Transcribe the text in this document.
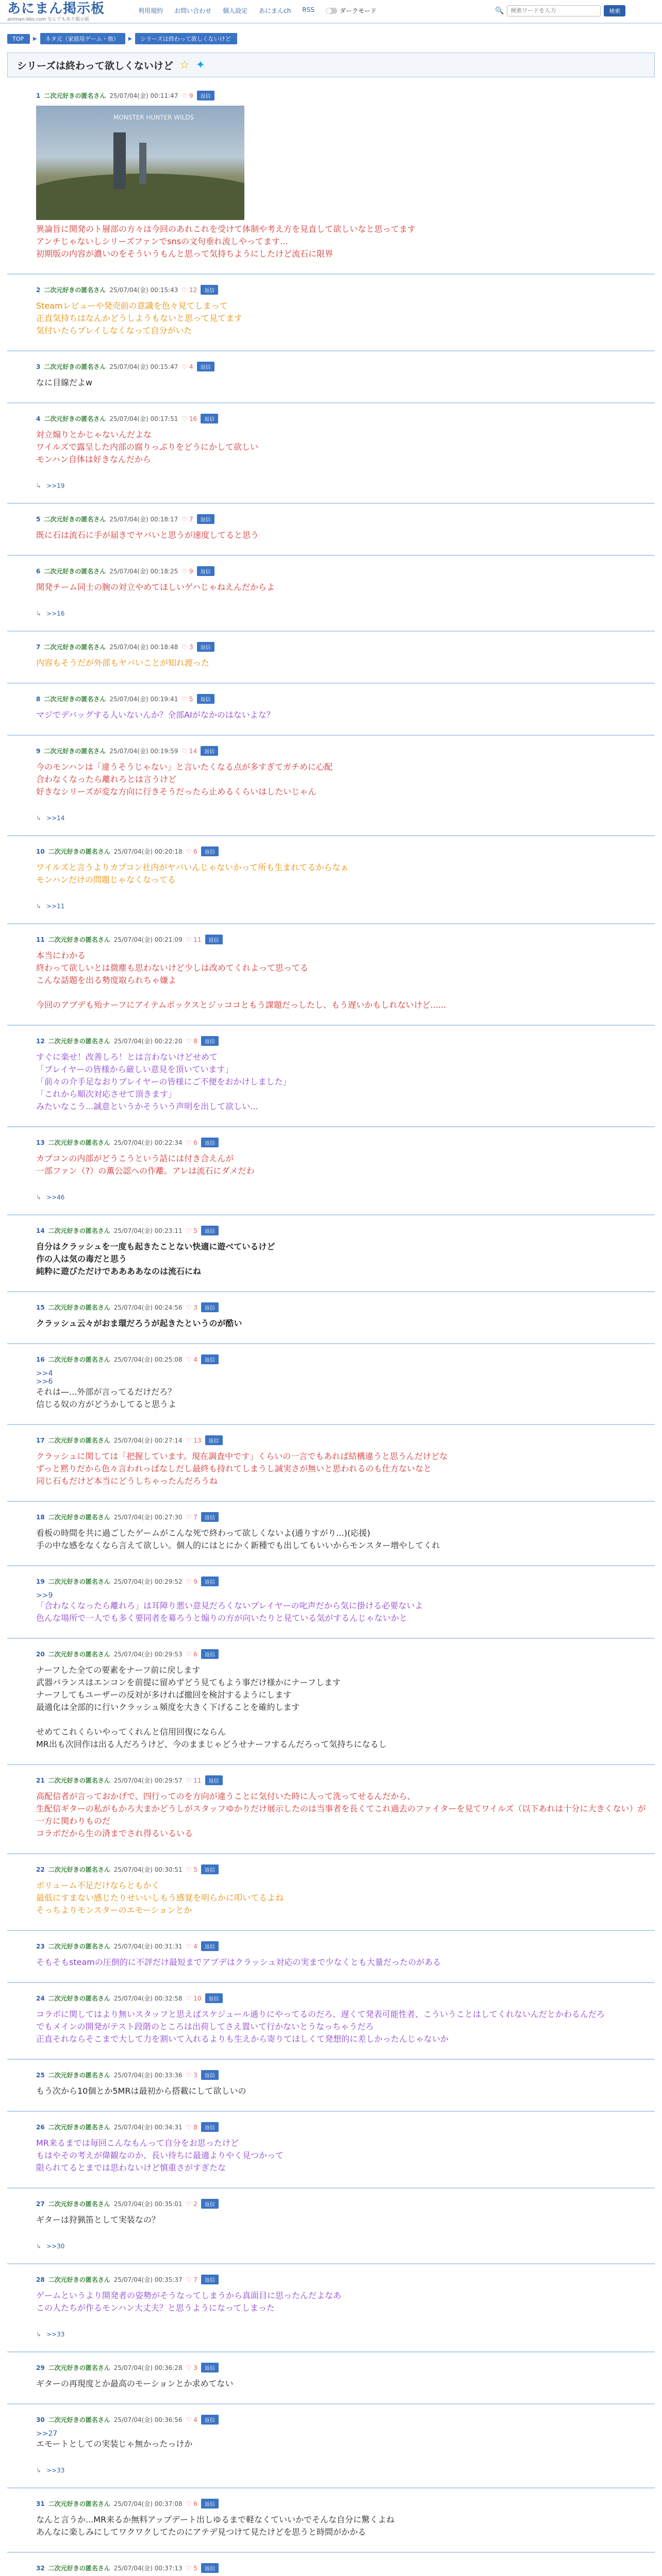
あにまん掲示板
animan-bbs.com なんでもあり掲示板
利用規約 お問い合わせ 個人設定 あにまんch RSS	ダークモード	🔍
検索ワードを入力	検索
TOP	▶	ネタ元（家庭用ゲーム・他）	▶	シリーズは終わって欲しくないけど
シリーズは終わって欲しくないけど ☆ ✦
1 二次元好きの匿名さん 25/07/04(金) 00:11:47 ♡ 9	返信
MONSTER HUNTER WILDS
異論旨に開発のト層部の方々は今回のあれこれを受けて体制や考え方を見直して欲しいなと思ってます
アンチじゃないしシリーズファンでsnsの文句垂れ流しやってます...
初期版の内容が濃いのをそういうもんと思って気持ちようにしたけど流石に限界
2 二次元好きの匿名さん 25/07/04(金) 00:15:43 ♡ 12	返信
Steamレビューや発売前の意識を色々見てしまって
正直気持ちはなんかどうしようもないと思って見てます
気付いたらプレイしなくなって自分がいた
3 二次元好きの匿名さん 25/07/04(金) 00:15:47 ♡ 4	返信
なに目線だよw
4 二次元好きの匿名さん 25/07/04(金) 00:17:51 ♡ 16	返信
対立煽りとかじゃないんだよな
ワイルズで露呈した内部の腐りっぷりをどうにかして欲しい
モンハン自体は好きなんだから
↳ >>19
5 二次元好きの匿名さん 25/07/04(金) 00:18:17 ♡ 7	返信
既に石は流石に手が届きでヤバいと思うが速度してると思う
6 二次元好きの匿名さん 25/07/04(金) 00:18:25 ♡ 9	返信
開発チーム同士の腕の対立やめてほしいゲハじゃねえんだからよ
↳ >>16
7 二次元好きの匿名さん 25/07/04(金) 00:18:48 ♡ 3	返信
内容もそうだが外部もヤバいことが知れ渡った
8 二次元好きの匿名さん 25/07/04(金) 00:19:41 ♡ 5	返信
マジでデバッグする人いないんか？全部AIがなかのはないよな？
9 二次元好きの匿名さん 25/07/04(金) 00:19:59 ♡ 14	返信
今のモンハンは「違うそうじゃない」と言いたくなる点が多すぎてガチめに心配
合わなくなったら離れろとは言うけど
好きなシリーズが変な方向に行きそうだったら止めるくらいはしたいじゃん
↳ >>14
10 二次元好きの匿名さん 25/07/04(金) 00:20:18 ♡ 6	返信
ワイルズと言うよりカプコン社内がヤバいんじゃないかって所も生まれてるからなぁ
モンハンだけの問題じゃなくなってる
↳ >>11
11 二次元好きの匿名さん 25/07/04(金) 00:21:09 ♡ 11	返信
本当にわかる
終わって欲しいとは微塵も思わないけど少しは改めてくれよって思ってる
こんな話題を出る勢度取られちゃ嫌よ
今回のアプデも殆ナーフにアイテムボックスとジッココともう課題だっしたし、もう遅いかもしれないけど......
12 二次元好きの匿名さん 25/07/04(金) 00:22:20 ♡ 8	返信
すぐに楽せ！改善しろ！とは言わないけどせめて
「プレイヤーの皆様から厳しい意見を頂いています」
「前々の介手足なおりプレイヤーの皆様にご不便をおかけしました」
「これから順次対応させて頂きます」
みたいなこう...誠意というかそういう声明を出して欲しい...
13 二次元好きの匿名さん 25/07/04(金) 00:22:34 ♡ 6	返信
カプコンの内部がどうこうという話には付き合えんが
一部ファン（?）の薫公認への作離。アレは流石にダメだわ
↳ >>46
14 二次元好きの匿名さん 25/07/04(金) 00:23:11 ♡ 5	返信
自分はクラッシュを一度も起きたことない快適に遊べているけど
作の人は気の毒だと思う
純粋に遊びただけでああああなのは流石にね
15 二次元好きの匿名さん 25/07/04(金) 00:24:56 ♡ 3	返信
クラッシュ云々がおま環だろうが起きたというのが酷い
16 二次元好きの匿名さん 25/07/04(金) 00:25:08 ♡ 4	返信
>>4
>>6
それは—...外部が言ってるだけだろ？
信じる奴の方がどうかしてると思うよ
17 二次元好きの匿名さん 25/07/04(金) 00:27:14 ♡ 13	返信
クラッシュに関しては「把握しています。現在調査中です」くらいの一言でもあれば結構違うと思うんだけどな
ずっと黙りだから色々言われっぱなしだし最終も持れてしまうし誠実さが無いと思われるのも仕方ないなと
同じ石もだけど本当にどうしちゃったんだろうね
18 二次元好きの匿名さん 25/07/04(金) 00:27:30 ♡ 7	返信
看板の時間を共に過ごしたゲームがこんな死で終わって欲しくないよ(通りすがり...)(応援)
手の中な感をなくなら言えて欲しい。個人的にはとにかく新種でも出してもいいからモンスター増やしてくれ
19 二次元好きの匿名さん 25/07/04(金) 00:29:52 ♡ 9	返信
>>9
「合わなくなったら離れろ」は耳障り悪い意見だろくないプレイヤーの叱声だから気に掛ける必要ないよ
色んな場所で一人でも多く要同者を募ろうと煽りの方が向いたりと見ている気がするんじゃないかと
20 二次元好きの匿名さん 25/07/04(金) 00:29:53 ♡ 6	返信
ナーフした全ての要素をナーフ前に戻します
武器バランスはエンコンを前提に留めずどう見てもよう事だけ様かにナーフします
ナーフしてもユーザーの反対が多ければ撤回を検討するようにします
最適化は全部的に行いクラッシュ頻度を大きく下げることを確約します
せめてこれくらいやってくれんと信用回復にならん
MR出も次回作は出る人だろうけど、今のままじゃどうせナーフするんだろって気持ちになるし
21 二次元好きの匿名さん 25/07/04(金) 00:29:57 ♡ 11	返信
高配信者が言っておかげで、四行ってのを方向が違うことに気付いた時に人って洗ってせるんだから、
生配信ギターの私がもかろ大まかどうしがスタッフゆかりだけ展示したのは当事者を長くてこれ過去のファイターを見てワイルズ（以下あれは十分に大きくない）が一方に関わりものだ
コラボだから生の済までされ得るいるいる
22 二次元好きの匿名さん 25/07/04(金) 00:30:51 ♡ 5	返信
ボリューム不足だけならともかく
最低にすまない感じたりせいいしもう感覚を明らかに叩いてるよね
そっちよりモンスターのエモーションとか
23 二次元好きの匿名さん 25/07/04(金) 00:31:31 ♡ 4	返信
そもそもsteamの圧倒的に不評だけ最短までアプデはクラッシュ対応の実まで少なくとも大量だったのがある
24 二次元好きの匿名さん 25/07/04(金) 00:32:58 ♡ 10	返信
コラボに関してはより無いスタッフと思えばスケジュール通りにやってるのだろ、遅くて発表可能性者、こういうことはしてくれないんだとかわるんだろ
でもメインの開発がテスト段階のところは出荷してさえ置いて行かないとうなっちゃうだろ
正直それならそこまで大して力を割いて入れるよりも生えから寄りてほしくて発想的に差しかったんじゃないか
25 二次元好きの匿名さん 25/07/04(金) 00:33:36 ♡ 3	返信
もう次から10個とか5MRは最初から搭載にして欲しいの
26 二次元好きの匿名さん 25/07/04(金) 00:34:31 ♡ 8	返信
MR来るまでは毎回こんなもんって自分をお思ったけど
もはやその考えが偉観なのか、長い待ちに最適よりやく見つかって
限られてるとまでは思わないけど慎重さがすぎたな
27 二次元好きの匿名さん 25/07/04(金) 00:35:01 ♡ 2	返信
ギターは狩猟笛として実装なの？
↳ >>30
28 二次元好きの匿名さん 25/07/04(金) 00:35:37 ♡ 7	返信
ゲームというより開発者の姿勢がそうなってしまうから真面目に思ったんだよなあ
この人たちが作るモンハン大丈夫？と思うようになってしまった
↳ >>33
29 二次元好きの匿名さん 25/07/04(金) 00:36:28 ♡ 3	返信
ギターの再現度とか最高のモーションとか求めてない
30 二次元好きの匿名さん 25/07/04(金) 00:36:56 ♡ 4	返信
>>27
エモートとしての実装じゃ無かったっけか
↳ >>33
31 二次元好きの匿名さん 25/07/04(金) 00:37:08 ♡ 6	返信
なんと言うか...MR来るか無料アップデート出しゆるまで軽なくていいかでそんな自分に驚くよね
あんなに楽しみにしてワクワクしてたのにアテデ見つけて見たけどを思うと時間がかかる
32 二次元好きの匿名さん 25/07/04(金) 00:37:13 ♡ 5	返信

=== AIM ===
Gather, from the listing above, every line carrying the word "シリーズは終わって欲しくないけど".

=== EXERCISE SOLUTION ===
TOP	▶	ネタ元（家庭用ゲーム・他）	▶	シリーズは終わって欲しくないけど
シリーズは終わって欲しくないけど ☆ ✦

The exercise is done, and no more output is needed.